Written problem: Retype the whole listing below, character for character.

Record list:
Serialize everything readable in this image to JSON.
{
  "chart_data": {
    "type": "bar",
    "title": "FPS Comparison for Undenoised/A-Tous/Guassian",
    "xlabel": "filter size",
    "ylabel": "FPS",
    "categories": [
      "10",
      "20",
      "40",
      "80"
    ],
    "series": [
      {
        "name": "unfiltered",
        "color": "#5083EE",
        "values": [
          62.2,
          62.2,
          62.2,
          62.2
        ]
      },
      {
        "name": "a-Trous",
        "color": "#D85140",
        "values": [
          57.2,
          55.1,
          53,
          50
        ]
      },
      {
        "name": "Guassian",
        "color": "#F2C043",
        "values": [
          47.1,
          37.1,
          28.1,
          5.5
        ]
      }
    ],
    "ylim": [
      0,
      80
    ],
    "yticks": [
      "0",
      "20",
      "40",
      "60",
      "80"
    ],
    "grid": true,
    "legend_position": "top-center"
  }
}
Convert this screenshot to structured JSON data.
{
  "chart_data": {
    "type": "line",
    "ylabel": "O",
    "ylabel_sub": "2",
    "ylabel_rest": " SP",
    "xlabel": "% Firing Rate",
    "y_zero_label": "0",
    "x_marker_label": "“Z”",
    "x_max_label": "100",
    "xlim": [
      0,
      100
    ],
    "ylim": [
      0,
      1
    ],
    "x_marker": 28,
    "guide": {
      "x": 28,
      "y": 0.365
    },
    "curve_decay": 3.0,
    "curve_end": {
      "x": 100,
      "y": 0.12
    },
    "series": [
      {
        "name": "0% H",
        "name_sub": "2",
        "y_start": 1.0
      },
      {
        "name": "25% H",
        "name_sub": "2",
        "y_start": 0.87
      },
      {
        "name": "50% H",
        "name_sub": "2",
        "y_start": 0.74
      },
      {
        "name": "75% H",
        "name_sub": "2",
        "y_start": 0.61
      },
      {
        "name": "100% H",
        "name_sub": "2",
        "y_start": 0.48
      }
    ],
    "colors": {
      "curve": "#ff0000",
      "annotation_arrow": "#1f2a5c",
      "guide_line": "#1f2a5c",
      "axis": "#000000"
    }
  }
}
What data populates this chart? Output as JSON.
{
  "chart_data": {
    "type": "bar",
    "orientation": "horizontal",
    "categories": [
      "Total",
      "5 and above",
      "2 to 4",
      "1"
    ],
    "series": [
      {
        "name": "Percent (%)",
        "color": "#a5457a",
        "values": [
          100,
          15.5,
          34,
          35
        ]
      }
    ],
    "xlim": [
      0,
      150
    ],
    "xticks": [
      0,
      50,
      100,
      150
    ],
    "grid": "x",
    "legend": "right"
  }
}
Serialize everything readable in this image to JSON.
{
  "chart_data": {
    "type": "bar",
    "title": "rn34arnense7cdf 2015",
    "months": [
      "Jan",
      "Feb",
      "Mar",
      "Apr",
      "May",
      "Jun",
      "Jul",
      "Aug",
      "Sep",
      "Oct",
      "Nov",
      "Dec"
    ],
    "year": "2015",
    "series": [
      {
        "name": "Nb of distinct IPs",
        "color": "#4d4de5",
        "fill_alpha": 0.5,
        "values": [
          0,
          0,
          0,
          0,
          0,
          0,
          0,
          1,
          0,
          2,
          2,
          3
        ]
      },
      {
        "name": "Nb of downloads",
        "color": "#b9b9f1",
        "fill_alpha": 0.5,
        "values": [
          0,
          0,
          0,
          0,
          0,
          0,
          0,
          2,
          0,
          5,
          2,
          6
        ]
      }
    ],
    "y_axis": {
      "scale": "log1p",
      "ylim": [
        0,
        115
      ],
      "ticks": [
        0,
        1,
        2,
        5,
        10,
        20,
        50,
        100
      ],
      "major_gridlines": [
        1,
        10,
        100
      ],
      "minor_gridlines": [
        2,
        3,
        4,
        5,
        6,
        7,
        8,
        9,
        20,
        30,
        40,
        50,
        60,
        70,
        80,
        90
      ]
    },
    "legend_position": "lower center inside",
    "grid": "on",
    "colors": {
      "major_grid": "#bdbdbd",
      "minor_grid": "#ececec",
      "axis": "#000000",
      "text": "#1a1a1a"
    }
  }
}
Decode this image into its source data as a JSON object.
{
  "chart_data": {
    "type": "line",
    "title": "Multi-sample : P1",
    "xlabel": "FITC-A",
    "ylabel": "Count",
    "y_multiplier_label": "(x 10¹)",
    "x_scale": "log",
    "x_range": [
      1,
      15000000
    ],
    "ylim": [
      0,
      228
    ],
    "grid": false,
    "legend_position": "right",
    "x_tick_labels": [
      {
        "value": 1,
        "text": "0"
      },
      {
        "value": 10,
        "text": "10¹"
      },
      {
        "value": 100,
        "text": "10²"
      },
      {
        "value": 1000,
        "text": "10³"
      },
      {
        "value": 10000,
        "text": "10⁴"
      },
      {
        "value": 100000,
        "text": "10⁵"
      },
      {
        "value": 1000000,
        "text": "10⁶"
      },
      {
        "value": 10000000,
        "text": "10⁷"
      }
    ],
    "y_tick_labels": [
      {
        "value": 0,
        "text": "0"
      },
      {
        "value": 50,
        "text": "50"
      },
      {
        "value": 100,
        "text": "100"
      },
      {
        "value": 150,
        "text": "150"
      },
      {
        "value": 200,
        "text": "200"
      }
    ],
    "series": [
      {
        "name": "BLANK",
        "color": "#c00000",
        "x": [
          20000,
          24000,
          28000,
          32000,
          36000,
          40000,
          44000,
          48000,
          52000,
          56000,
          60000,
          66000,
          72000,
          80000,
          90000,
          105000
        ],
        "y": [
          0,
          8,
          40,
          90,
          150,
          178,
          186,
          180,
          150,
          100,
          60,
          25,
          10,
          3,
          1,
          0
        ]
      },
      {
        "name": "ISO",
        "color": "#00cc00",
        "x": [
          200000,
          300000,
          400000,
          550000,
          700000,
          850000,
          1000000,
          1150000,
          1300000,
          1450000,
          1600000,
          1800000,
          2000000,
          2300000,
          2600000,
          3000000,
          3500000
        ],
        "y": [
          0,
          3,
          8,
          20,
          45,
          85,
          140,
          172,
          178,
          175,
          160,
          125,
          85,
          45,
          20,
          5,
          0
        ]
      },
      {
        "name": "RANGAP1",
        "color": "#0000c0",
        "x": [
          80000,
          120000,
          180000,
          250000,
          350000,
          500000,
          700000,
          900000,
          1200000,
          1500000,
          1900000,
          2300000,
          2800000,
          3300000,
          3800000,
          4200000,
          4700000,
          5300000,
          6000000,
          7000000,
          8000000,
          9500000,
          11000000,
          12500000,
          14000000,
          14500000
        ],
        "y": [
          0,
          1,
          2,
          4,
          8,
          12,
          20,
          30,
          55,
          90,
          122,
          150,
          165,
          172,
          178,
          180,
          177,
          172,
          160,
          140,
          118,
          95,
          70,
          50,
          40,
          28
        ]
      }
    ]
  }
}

Correct result:
Serialize everything readable in this image to JSON.
{
  "chart_data": {
    "type": "bar",
    "title": "FPS Comparison for Undenoised/A-Tous/Guassian",
    "xlabel": "filter size",
    "ylabel": "FPS",
    "categories": [
      "10",
      "20",
      "40",
      "80"
    ],
    "series": [
      {
        "name": "unfiltered",
        "color": "#5083EE",
        "values": [
          62.2,
          62.2,
          62.2,
          62.2
        ]
      },
      {
        "name": "a-Trous",
        "color": "#D85140",
        "values": [
          57.2,
          55.1,
          53,
          50
        ]
      },
      {
        "name": "Guassian",
        "color": "#F2C043",
        "values": [
          47.1,
          37.1,
          28.1,
          5.5
        ]
      }
    ],
    "ylim": [
      0,
      80
    ],
    "yticks": [
      "0",
      "20",
      "40",
      "60",
      "80"
    ],
    "grid": true,
    "legend_position": "top-center"
  }
}
Convert this screenshot to structured JSON data.
{
  "chart_data": {
    "type": "line",
    "ylabel": "O",
    "ylabel_sub": "2",
    "ylabel_rest": " SP",
    "xlabel": "% Firing Rate",
    "y_zero_label": "0",
    "x_marker_label": "“Z”",
    "x_max_label": "100",
    "xlim": [
      0,
      100
    ],
    "ylim": [
      0,
      1
    ],
    "x_marker": 28,
    "guide": {
      "x": 28,
      "y": 0.365
    },
    "curve_decay": 3.0,
    "curve_end": {
      "x": 100,
      "y": 0.12
    },
    "series": [
      {
        "name": "0% H",
        "name_sub": "2",
        "y_start": 1.0
      },
      {
        "name": "25% H",
        "name_sub": "2",
        "y_start": 0.87
      },
      {
        "name": "50% H",
        "name_sub": "2",
        "y_start": 0.74
      },
      {
        "name": "75% H",
        "name_sub": "2",
        "y_start": 0.61
      },
      {
        "name": "100% H",
        "name_sub": "2",
        "y_start": 0.48
      }
    ],
    "colors": {
      "curve": "#ff0000",
      "annotation_arrow": "#1f2a5c",
      "guide_line": "#1f2a5c",
      "axis": "#000000"
    }
  }
}
What data populates this chart? Output as JSON.
{
  "chart_data": {
    "type": "bar",
    "orientation": "horizontal",
    "categories": [
      "Total",
      "5 and above",
      "2 to 4",
      "1"
    ],
    "series": [
      {
        "name": "Percent (%)",
        "color": "#a5457a",
        "values": [
          100,
          15.5,
          34,
          35
        ]
      }
    ],
    "xlim": [
      0,
      150
    ],
    "xticks": [
      0,
      50,
      100,
      150
    ],
    "grid": "x",
    "legend": "right"
  }
}
Serialize everything readable in this image to JSON.
{
  "chart_data": {
    "type": "bar",
    "title": "rn34arnense7cdf 2015",
    "months": [
      "Jan",
      "Feb",
      "Mar",
      "Apr",
      "May",
      "Jun",
      "Jul",
      "Aug",
      "Sep",
      "Oct",
      "Nov",
      "Dec"
    ],
    "year": "2015",
    "series": [
      {
        "name": "Nb of distinct IPs",
        "color": "#4d4de5",
        "fill_alpha": 0.5,
        "values": [
          0,
          0,
          0,
          0,
          0,
          0,
          0,
          1,
          0,
          2,
          2,
          3
        ]
      },
      {
        "name": "Nb of downloads",
        "color": "#b9b9f1",
        "fill_alpha": 0.5,
        "values": [
          0,
          0,
          0,
          0,
          0,
          0,
          0,
          2,
          0,
          5,
          2,
          6
        ]
      }
    ],
    "y_axis": {
      "scale": "log1p",
      "ylim": [
        0,
        115
      ],
      "ticks": [
        0,
        1,
        2,
        5,
        10,
        20,
        50,
        100
      ],
      "major_gridlines": [
        1,
        10,
        100
      ],
      "minor_gridlines": [
        2,
        3,
        4,
        5,
        6,
        7,
        8,
        9,
        20,
        30,
        40,
        50,
        60,
        70,
        80,
        90
      ]
    },
    "legend_position": "lower center inside",
    "grid": "on",
    "colors": {
      "major_grid": "#bdbdbd",
      "minor_grid": "#ececec",
      "axis": "#000000",
      "text": "#1a1a1a"
    }
  }
}
Decode this image into its source data as a JSON object.
{
  "chart_data": {
    "type": "line",
    "title": "Multi-sample : P1",
    "xlabel": "FITC-A",
    "ylabel": "Count",
    "y_multiplier_label": "(x 10¹)",
    "x_scale": "log",
    "x_range": [
      1,
      15000000
    ],
    "ylim": [
      0,
      228
    ],
    "grid": false,
    "legend_position": "right",
    "x_tick_labels": [
      {
        "value": 1,
        "text": "0"
      },
      {
        "value": 10,
        "text": "10¹"
      },
      {
        "value": 100,
        "text": "10²"
      },
      {
        "value": 1000,
        "text": "10³"
      },
      {
        "value": 10000,
        "text": "10⁴"
      },
      {
        "value": 100000,
        "text": "10⁵"
      },
      {
        "value": 1000000,
        "text": "10⁶"
      },
      {
        "value": 10000000,
        "text": "10⁷"
      }
    ],
    "y_tick_labels": [
      {
        "value": 0,
        "text": "0"
      },
      {
        "value": 50,
        "text": "50"
      },
      {
        "value": 100,
        "text": "100"
      },
      {
        "value": 150,
        "text": "150"
      },
      {
        "value": 200,
        "text": "200"
      }
    ],
    "series": [
      {
        "name": "BLANK",
        "color": "#c00000",
        "x": [
          20000,
          24000,
          28000,
          32000,
          36000,
          40000,
          44000,
          48000,
          52000,
          56000,
          60000,
          66000,
          72000,
          80000,
          90000,
          105000
        ],
        "y": [
          0,
          8,
          40,
          90,
          150,
          178,
          186,
          180,
          150,
          100,
          60,
          25,
          10,
          3,
          1,
          0
        ]
      },
      {
        "name": "ISO",
        "color": "#00cc00",
        "x": [
          200000,
          300000,
          400000,
          550000,
          700000,
          850000,
          1000000,
          1150000,
          1300000,
          1450000,
          1600000,
          1800000,
          2000000,
          2300000,
          2600000,
          3000000,
          3500000
        ],
        "y": [
          0,
          3,
          8,
          20,
          45,
          85,
          140,
          172,
          178,
          175,
          160,
          125,
          85,
          45,
          20,
          5,
          0
        ]
      },
      {
        "name": "RANGAP1",
        "color": "#0000c0",
        "x": [
          80000,
          120000,
          180000,
          250000,
          350000,
          500000,
          700000,
          900000,
          1200000,
          1500000,
          1900000,
          2300000,
          2800000,
          3300000,
          3800000,
          4200000,
          4700000,
          5300000,
          6000000,
          7000000,
          8000000,
          9500000,
          11000000,
          12500000,
          14000000,
          14500000
        ],
        "y": [
          0,
          1,
          2,
          4,
          8,
          12,
          20,
          30,
          55,
          90,
          122,
          150,
          165,
          172,
          178,
          180,
          177,
          172,
          160,
          140,
          118,
          95,
          70,
          50,
          40,
          28
        ]
      }
    ]
  }
}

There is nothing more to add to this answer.